Find every line with "桑植县一中" in it, then report how many there are and nothing more.

Data entries:
┌────────

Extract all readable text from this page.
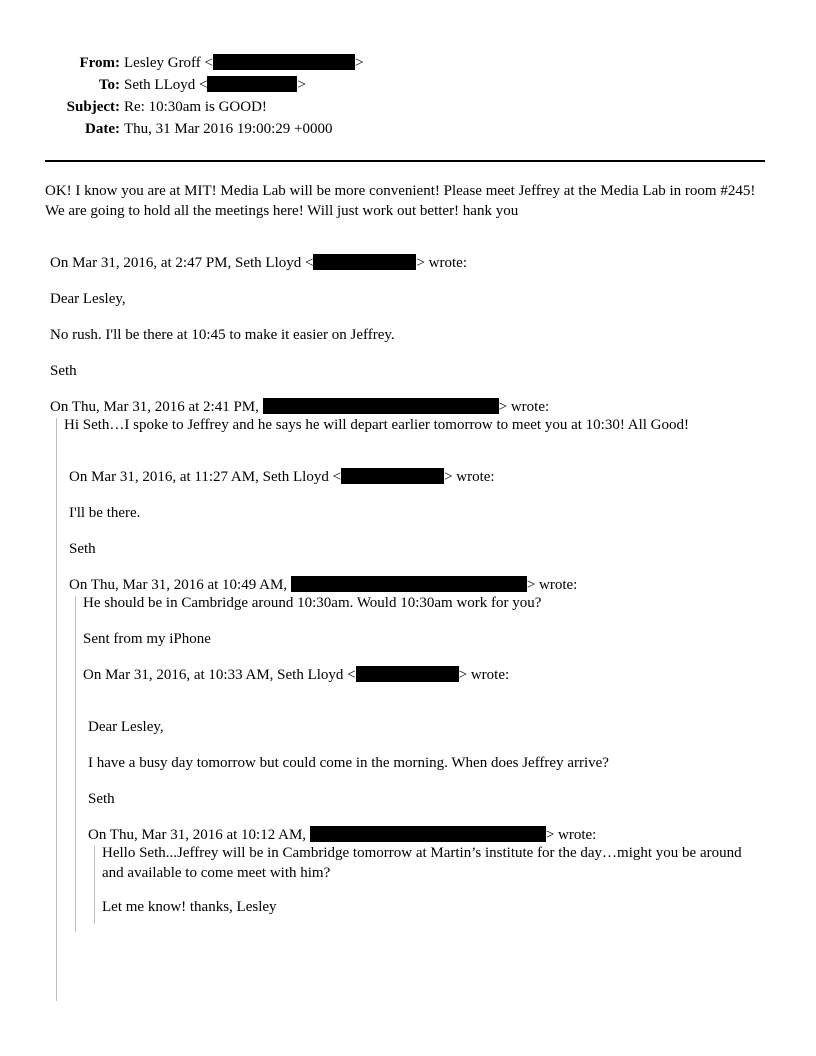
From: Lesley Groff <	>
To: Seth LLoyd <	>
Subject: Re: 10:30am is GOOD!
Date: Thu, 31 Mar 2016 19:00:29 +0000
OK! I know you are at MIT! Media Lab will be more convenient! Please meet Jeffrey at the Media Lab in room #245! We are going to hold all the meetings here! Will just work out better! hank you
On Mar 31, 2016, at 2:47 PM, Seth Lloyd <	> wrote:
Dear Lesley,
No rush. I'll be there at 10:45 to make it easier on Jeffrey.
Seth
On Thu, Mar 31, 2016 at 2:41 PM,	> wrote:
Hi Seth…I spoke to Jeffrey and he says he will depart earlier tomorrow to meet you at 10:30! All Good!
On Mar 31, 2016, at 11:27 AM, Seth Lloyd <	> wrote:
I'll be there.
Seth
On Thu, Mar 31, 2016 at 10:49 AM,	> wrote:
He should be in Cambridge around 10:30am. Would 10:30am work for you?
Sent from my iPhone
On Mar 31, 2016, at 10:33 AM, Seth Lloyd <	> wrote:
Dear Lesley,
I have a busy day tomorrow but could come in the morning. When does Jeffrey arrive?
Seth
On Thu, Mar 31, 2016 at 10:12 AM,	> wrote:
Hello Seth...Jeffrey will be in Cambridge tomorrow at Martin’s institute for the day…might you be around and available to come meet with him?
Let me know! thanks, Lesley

└────────
┌────────

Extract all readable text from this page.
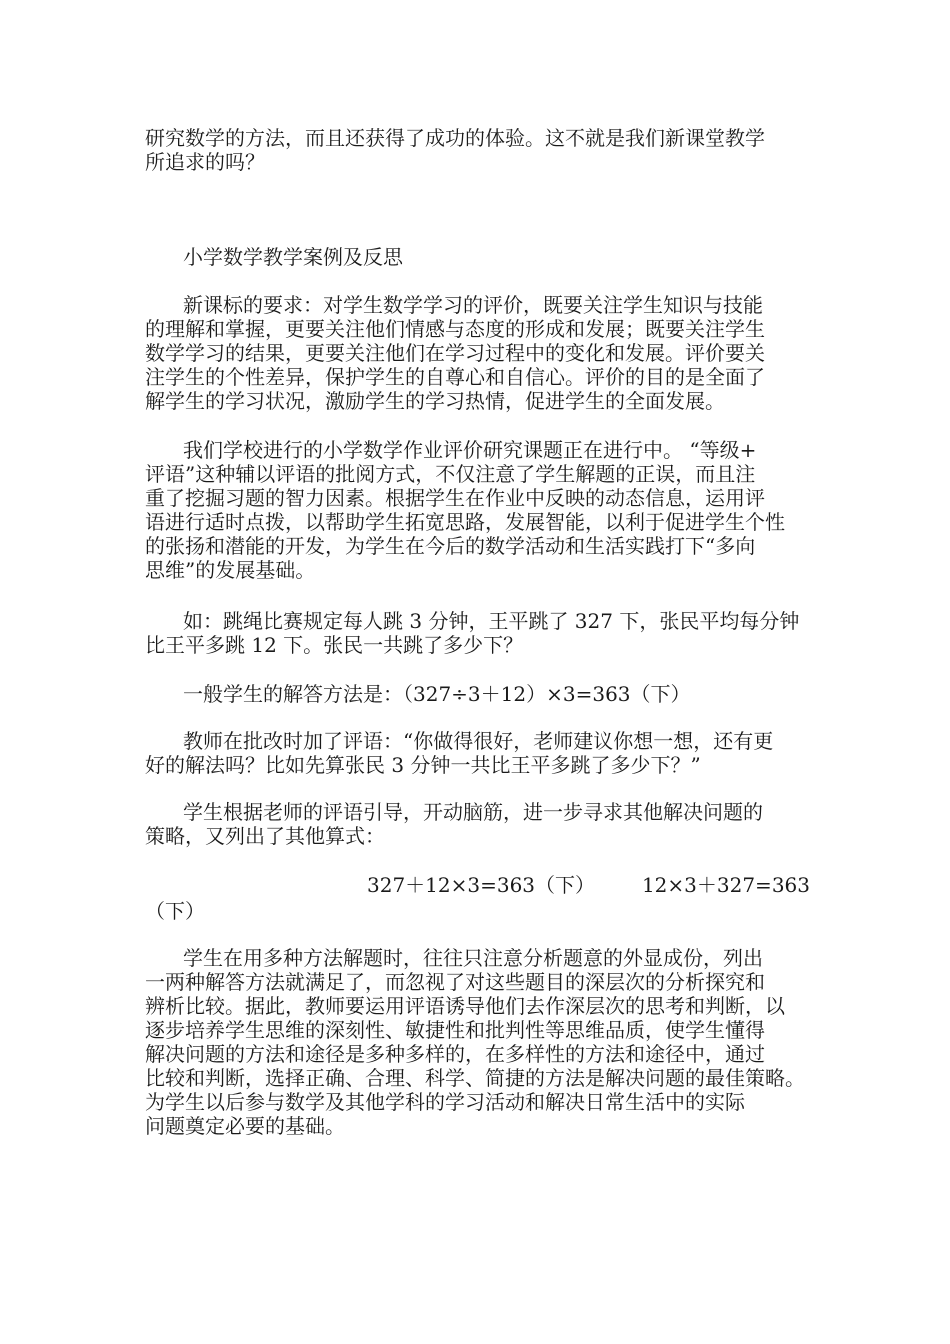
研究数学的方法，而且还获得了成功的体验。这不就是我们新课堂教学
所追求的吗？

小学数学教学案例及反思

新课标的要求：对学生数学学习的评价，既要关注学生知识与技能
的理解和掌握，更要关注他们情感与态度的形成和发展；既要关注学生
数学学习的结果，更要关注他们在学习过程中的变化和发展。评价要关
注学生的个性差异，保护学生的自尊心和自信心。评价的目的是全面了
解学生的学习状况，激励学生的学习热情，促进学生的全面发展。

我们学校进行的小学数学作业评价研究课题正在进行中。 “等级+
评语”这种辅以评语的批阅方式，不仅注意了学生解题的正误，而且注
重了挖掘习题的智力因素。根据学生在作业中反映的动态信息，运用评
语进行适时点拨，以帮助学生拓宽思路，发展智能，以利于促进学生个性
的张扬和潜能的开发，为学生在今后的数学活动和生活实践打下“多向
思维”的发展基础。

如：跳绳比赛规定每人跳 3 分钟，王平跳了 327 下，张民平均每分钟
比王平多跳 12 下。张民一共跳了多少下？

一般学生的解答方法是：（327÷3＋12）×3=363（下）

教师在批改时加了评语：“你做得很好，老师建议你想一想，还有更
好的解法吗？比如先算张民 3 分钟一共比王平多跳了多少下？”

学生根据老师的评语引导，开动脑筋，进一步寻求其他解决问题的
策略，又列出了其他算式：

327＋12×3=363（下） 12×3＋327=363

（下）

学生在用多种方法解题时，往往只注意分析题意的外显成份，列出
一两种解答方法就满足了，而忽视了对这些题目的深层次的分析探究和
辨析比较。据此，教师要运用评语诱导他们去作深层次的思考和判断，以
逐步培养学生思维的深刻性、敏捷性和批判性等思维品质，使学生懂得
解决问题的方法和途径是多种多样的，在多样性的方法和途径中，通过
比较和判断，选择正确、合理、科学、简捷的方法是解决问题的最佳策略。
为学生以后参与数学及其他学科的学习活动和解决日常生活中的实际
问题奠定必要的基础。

└────────
┌────────

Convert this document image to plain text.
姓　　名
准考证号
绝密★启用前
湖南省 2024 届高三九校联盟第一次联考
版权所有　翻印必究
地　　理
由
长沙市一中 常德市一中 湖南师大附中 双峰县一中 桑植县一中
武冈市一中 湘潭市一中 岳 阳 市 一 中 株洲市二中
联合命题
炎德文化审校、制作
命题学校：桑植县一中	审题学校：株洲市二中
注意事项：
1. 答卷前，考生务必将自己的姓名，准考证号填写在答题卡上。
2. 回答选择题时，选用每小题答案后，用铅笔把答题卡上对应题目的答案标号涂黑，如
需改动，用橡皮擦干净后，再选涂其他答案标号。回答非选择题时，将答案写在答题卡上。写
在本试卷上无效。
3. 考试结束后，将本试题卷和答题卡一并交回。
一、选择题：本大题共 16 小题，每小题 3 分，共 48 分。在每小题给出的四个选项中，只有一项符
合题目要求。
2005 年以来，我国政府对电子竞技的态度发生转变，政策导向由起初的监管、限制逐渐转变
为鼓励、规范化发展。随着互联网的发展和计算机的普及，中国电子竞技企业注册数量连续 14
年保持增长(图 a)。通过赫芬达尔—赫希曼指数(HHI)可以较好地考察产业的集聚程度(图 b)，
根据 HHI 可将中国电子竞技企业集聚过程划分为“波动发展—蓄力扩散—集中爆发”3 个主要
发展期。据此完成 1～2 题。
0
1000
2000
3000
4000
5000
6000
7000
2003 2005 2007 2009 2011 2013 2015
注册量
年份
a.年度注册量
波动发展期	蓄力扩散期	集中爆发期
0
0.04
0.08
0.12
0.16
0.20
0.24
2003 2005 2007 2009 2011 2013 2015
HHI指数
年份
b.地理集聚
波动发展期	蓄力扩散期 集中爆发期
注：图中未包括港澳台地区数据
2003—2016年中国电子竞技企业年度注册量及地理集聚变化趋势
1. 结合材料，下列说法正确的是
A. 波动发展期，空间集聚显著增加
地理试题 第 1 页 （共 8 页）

└────────

**COMPLETE ANSWER:** 2